Board school bubbles: action research and the new collaboration between architects and primary children

While some architecture departments at universities like Sheffield and North London have started to work more closely with schools, academic studio design work rarely addresses the needs and ambitions of the occupiers of their hypothetical schemes directly, as there are no real clients to interrogate and learn from.

This is despite a growing realization that the psychological reaction of individuals to their spatial surroundings has a primary influence on their perception and understanding of modern urban space. Whether a ‘situationist’ or a phenomenological approach is taken to increase contextual understanding and generate a design strategy, the problem is still one of assessing the reaction of an individual (whether designer or occupier) to their surroundings.52 In primary schools, pupils bring their own fantastical imaginings with them from elsewhere and overlay these on what exists. What has gone before and what is proposed then moves into a newly active realm where the interlopers attempt to impose their preconceptions.

The relative permanence of a school’s fabric is occupied by rapidly changing cohorts of pupils. Each pupil will have their own perception of the school environment and will attempt to engage with these relatively timeless edifices as a backdrop to their own fleeting fantasies.

There is an enormous gap here in the knowledge available to architects. It is clear that techniques are required allowing the political, psycho-geographical and phenomenological responses of occupiers to penetrate the studio teaching cycle and the architects’ design process. But in order to contribute to better school design, some way should also be found to understand the potential of spatial design to facilitate the exploration and creative expression of the pupils’ own imagination. As we have seen already, the work of the architecture workshop movement has provided some important first steps in enabling young people to express their own design ideas.

# WHAT THIS EXERCISE ASKS:
**a.** Write out the passage on architects and primary children, starting with "The relative permanence" and going on through "own fleeting fantasies.".
**b.** Summarize the text on architects and primary children in two sentences.

# INFORMATION SUPPLIED:
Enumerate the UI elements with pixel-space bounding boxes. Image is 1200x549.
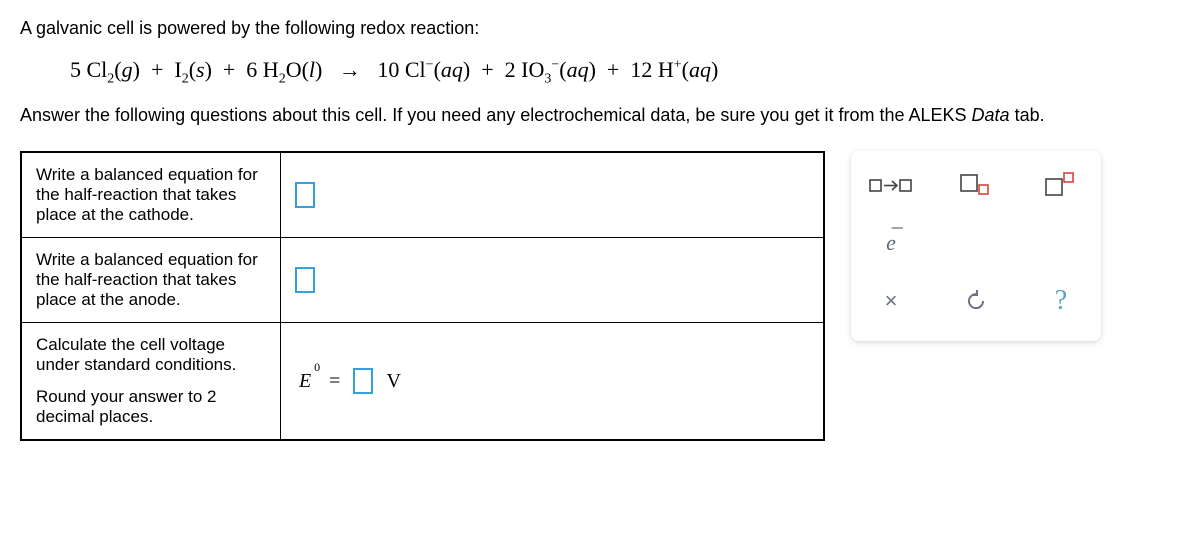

# RESPONSES TO THE EXERCISE:
**a.**
The relative permanence of a school’s fabric is occupied by rapidly changing cohorts of pupils. Each pupil will have their own perception of the school environment and will attempt to engage with these relatively timeless edifices as a backdrop to their own fleeting fantasies.

**b.** Academic studio design work rarely addresses the needs of the occupiers of hypothetical school schemes directly, because there are no real clients to learn from, despite a growing realization that people's psychological reactions to their surroundings shape how they perceive space. This leaves a large gap in architects' knowledge: they need techniques that bring occupiers' responses into studio teaching and the design process, as well as a way to understand how spatial design can help pupils explore and express their own imagination.